Personnel: Rob Mazurek (cornet, Mellotron, synthesizer, percussion); Mauricio Takara (cavaquinho, drums, percussion, electronics); Thomas Rohrer (flute, saxophone, soprano saxophone, percussion, electronics); Guilherme Granado (keyboards, synthesizer, percussion).
Audio Mixers: Manuel Calderón; Rob Mazurek.
Recording information: Comanche Sound, Sonic Ranch, El Paso, TX.
The last time we heard from Rob Mazurek's Sao Paulo Underground was as part of the Black Cube SP sextet on 2014's truly glorious Return the Tides: Ascension Suite and Holy Ghost. Multi-instrumentalist Thomas Rohrer was part of that group, and on Cantos Invisiveis, he joins the trumpeter, drummer/percussionist Mauricio Takara, and keyboardist Guilherme Granado, making the band a quartet. These nine selections were recorded in Texas; they offer an almost entirely new view of SPU, one that falls outside musical classification. Here, east and west, northern and southern hemispheres, speak through tropical, desert, ritual, and party sounds that are all inscribed upon one another in a unique, often delirious language.

Exercise 1: In the album description, what recording location is given?
Exercise 2: List every instrument credited to Thomas Rohrer in the album description.

Provided records:
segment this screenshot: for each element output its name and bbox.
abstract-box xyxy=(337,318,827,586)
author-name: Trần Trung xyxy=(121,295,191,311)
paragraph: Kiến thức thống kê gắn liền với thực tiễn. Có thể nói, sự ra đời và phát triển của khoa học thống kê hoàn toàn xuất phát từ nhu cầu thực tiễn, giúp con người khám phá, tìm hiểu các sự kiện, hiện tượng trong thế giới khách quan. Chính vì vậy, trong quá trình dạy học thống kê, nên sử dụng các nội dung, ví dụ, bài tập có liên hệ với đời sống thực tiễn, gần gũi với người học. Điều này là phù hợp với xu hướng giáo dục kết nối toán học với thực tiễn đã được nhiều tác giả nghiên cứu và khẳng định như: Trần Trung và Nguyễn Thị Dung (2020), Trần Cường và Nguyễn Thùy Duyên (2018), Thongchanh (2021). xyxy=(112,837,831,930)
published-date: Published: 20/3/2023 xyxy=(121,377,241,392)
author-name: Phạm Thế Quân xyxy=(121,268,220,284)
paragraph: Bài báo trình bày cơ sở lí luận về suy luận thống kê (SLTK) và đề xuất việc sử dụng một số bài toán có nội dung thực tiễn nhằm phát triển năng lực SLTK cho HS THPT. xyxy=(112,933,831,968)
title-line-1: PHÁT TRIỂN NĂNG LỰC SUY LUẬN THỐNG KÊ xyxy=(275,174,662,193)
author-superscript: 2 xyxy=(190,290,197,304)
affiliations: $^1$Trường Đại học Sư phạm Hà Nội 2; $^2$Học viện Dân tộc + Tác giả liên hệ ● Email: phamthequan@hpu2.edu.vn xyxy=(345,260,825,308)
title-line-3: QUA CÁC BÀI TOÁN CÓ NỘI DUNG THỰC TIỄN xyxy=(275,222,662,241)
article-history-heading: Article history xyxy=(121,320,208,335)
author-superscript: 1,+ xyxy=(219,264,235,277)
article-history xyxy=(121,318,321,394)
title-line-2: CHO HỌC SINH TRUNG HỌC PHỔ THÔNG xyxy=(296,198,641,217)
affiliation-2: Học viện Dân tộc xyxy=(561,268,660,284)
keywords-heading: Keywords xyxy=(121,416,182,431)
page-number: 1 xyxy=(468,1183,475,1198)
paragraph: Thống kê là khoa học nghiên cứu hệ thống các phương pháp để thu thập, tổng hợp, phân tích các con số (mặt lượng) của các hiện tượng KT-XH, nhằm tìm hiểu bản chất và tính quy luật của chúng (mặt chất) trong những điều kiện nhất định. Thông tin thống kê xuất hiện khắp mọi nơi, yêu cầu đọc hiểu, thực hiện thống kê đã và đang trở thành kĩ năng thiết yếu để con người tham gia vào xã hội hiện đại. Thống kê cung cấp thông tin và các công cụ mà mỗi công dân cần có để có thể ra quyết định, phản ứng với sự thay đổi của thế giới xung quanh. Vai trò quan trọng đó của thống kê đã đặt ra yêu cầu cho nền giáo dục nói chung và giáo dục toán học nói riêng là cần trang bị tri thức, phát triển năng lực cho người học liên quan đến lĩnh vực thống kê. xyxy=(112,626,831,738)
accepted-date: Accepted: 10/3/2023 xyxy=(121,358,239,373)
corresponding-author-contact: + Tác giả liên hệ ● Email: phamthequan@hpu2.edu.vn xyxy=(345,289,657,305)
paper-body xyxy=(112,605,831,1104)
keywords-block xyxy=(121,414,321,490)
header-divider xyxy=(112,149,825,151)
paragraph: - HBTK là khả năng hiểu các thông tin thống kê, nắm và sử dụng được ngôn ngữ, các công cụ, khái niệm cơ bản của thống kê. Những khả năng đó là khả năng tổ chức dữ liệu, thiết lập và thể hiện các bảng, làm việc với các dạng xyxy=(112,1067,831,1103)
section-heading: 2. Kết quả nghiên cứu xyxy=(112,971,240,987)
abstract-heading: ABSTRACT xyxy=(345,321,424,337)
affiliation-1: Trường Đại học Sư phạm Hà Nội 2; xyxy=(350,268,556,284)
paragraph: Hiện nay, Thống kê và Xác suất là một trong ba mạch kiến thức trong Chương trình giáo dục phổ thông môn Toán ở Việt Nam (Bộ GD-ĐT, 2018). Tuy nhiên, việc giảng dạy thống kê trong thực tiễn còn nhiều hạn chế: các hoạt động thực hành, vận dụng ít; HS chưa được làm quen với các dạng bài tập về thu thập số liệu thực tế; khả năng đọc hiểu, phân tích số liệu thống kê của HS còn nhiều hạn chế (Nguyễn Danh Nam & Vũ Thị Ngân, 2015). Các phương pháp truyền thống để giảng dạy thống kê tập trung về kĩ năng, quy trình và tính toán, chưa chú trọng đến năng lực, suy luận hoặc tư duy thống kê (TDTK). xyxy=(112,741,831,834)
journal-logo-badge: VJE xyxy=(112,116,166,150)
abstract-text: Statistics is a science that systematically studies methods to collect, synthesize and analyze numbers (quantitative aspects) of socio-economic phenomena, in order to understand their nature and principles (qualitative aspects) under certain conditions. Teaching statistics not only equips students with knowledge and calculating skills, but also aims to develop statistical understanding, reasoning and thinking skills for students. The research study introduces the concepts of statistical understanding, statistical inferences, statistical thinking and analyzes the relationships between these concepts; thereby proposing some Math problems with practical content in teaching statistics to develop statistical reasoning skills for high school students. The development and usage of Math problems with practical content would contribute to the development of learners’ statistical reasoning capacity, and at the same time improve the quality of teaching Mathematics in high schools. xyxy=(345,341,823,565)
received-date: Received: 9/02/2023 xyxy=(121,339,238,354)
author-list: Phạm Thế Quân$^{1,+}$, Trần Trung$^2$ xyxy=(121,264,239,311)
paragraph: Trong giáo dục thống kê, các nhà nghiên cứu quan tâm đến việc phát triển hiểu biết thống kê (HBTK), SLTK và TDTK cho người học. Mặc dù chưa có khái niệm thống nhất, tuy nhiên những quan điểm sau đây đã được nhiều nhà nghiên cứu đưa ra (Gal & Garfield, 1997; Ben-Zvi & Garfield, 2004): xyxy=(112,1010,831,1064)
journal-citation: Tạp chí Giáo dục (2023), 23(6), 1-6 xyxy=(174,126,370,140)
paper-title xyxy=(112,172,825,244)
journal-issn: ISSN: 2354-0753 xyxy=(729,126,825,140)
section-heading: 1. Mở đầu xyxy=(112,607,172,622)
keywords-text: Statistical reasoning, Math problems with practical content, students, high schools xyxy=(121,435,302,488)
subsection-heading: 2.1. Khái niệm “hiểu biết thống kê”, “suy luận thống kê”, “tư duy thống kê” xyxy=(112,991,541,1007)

Reply 1: Comanche Sound, Sonic Ranch, El Paso, TX.

Reply 2: Flute, saxophone, soprano saxophone, percussion, electronics.